To do:
Each line of the material must be returned exactly.

Entries from a dataset:
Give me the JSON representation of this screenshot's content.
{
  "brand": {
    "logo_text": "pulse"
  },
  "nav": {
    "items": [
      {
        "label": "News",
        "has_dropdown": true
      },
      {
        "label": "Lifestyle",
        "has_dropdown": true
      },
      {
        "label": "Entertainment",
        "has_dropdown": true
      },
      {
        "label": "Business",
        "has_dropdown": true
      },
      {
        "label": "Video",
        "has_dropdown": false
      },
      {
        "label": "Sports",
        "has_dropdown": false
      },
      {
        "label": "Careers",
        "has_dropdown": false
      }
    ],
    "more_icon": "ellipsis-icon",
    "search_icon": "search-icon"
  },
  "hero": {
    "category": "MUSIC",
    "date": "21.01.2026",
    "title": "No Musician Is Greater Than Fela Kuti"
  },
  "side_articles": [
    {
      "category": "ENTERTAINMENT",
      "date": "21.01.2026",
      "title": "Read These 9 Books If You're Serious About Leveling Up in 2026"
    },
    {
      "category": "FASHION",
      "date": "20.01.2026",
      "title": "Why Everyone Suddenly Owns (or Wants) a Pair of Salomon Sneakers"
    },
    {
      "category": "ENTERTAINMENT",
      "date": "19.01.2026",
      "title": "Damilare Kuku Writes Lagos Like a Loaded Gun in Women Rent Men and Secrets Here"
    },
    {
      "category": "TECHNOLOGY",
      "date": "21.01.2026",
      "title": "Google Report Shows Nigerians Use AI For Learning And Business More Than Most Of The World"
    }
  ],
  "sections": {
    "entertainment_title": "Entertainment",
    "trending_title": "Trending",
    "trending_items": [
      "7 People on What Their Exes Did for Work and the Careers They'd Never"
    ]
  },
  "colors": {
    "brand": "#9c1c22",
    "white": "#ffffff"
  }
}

Right answer:
Give me the JSON representation of this screenshot's content.
{
  "brand": {
    "logo_text": "pulse"
  },
  "nav": {
    "items": [
      {
        "label": "News",
        "has_dropdown": true
      },
      {
        "label": "Lifestyle",
        "has_dropdown": true
      },
      {
        "label": "Entertainment",
        "has_dropdown": true
      },
      {
        "label": "Business",
        "has_dropdown": true
      },
      {
        "label": "Video",
        "has_dropdown": false
      },
      {
        "label": "Sports",
        "has_dropdown": false
      },
      {
        "label": "Careers",
        "has_dropdown": false
      }
    ],
    "more_icon": "ellipsis-icon",
    "search_icon": "search-icon"
  },
  "hero": {
    "category": "MUSIC",
    "date": "21.01.2026",
    "title": "No Musician Is Greater Than Fela Kuti"
  },
  "side_articles": [
    {
      "category": "ENTERTAINMENT",
      "date": "21.01.2026",
      "title": "Read These 9 Books If You're Serious About Leveling Up in 2026"
    },
    {
      "category": "FASHION",
      "date": "20.01.2026",
      "title": "Why Everyone Suddenly Owns (or Wants) a Pair of Salomon Sneakers"
    },
    {
      "category": "ENTERTAINMENT",
      "date": "19.01.2026",
      "title": "Damilare Kuku Writes Lagos Like a Loaded Gun in Women Rent Men and Secrets Here"
    },
    {
      "category": "TECHNOLOGY",
      "date": "21.01.2026",
      "title": "Google Report Shows Nigerians Use AI For Learning And Business More Than Most Of The World"
    }
  ],
  "sections": {
    "entertainment_title": "Entertainment",
    "trending_title": "Trending",
    "trending_items": [
      "7 People on What Their Exes Did for Work and the Careers They'd Never"
    ]
  },
  "colors": {
    "brand": "#9c1c22",
    "white": "#ffffff"
  }
}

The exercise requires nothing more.